▶ INPUT:
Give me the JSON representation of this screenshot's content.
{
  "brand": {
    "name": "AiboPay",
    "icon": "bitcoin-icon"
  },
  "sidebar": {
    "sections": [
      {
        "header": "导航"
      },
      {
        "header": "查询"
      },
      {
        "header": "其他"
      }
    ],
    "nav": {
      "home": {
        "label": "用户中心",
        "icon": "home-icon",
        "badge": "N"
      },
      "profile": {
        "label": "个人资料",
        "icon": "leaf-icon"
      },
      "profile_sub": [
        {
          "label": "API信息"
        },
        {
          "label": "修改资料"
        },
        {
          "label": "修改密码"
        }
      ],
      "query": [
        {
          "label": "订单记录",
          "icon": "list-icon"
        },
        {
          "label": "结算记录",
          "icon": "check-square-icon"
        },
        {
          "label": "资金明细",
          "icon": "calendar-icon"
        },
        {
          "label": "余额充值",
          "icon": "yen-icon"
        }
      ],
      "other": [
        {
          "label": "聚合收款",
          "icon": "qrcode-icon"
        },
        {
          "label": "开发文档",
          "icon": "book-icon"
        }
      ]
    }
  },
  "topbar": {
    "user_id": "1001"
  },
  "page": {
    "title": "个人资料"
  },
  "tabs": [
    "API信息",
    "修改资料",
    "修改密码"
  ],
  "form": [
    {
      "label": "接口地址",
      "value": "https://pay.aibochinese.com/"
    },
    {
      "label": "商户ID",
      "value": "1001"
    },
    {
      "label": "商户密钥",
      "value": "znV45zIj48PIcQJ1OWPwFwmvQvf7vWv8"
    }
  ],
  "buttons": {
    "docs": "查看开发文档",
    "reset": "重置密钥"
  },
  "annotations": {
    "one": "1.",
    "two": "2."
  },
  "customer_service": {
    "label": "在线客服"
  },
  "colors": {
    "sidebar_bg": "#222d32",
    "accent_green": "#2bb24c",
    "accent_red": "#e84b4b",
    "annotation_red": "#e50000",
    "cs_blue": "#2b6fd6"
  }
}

▶ GOAL OF THE EXERCISE: Output the listing above without altering a single character.

▶ EXERCISE ANSWER:
Give me the JSON representation of this screenshot's content.
{
  "brand": {
    "name": "AiboPay",
    "icon": "bitcoin-icon"
  },
  "sidebar": {
    "sections": [
      {
        "header": "导航"
      },
      {
        "header": "查询"
      },
      {
        "header": "其他"
      }
    ],
    "nav": {
      "home": {
        "label": "用户中心",
        "icon": "home-icon",
        "badge": "N"
      },
      "profile": {
        "label": "个人资料",
        "icon": "leaf-icon"
      },
      "profile_sub": [
        {
          "label": "API信息"
        },
        {
          "label": "修改资料"
        },
        {
          "label": "修改密码"
        }
      ],
      "query": [
        {
          "label": "订单记录",
          "icon": "list-icon"
        },
        {
          "label": "结算记录",
          "icon": "check-square-icon"
        },
        {
          "label": "资金明细",
          "icon": "calendar-icon"
        },
        {
          "label": "余额充值",
          "icon": "yen-icon"
        }
      ],
      "other": [
        {
          "label": "聚合收款",
          "icon": "qrcode-icon"
        },
        {
          "label": "开发文档",
          "icon": "book-icon"
        }
      ]
    }
  },
  "topbar": {
    "user_id": "1001"
  },
  "page": {
    "title": "个人资料"
  },
  "tabs": [
    "API信息",
    "修改资料",
    "修改密码"
  ],
  "form": [
    {
      "label": "接口地址",
      "value": "https://pay.aibochinese.com/"
    },
    {
      "label": "商户ID",
      "value": "1001"
    },
    {
      "label": "商户密钥",
      "value": "znV45zIj48PIcQJ1OWPwFwmvQvf7vWv8"
    }
  ],
  "buttons": {
    "docs": "查看开发文档",
    "reset": "重置密钥"
  },
  "annotations": {
    "one": "1.",
    "two": "2."
  },
  "customer_service": {
    "label": "在线客服"
  },
  "colors": {
    "sidebar_bg": "#222d32",
    "accent_green": "#2bb24c",
    "accent_red": "#e84b4b",
    "annotation_red": "#e50000",
    "cs_blue": "#2b6fd6"
  }
}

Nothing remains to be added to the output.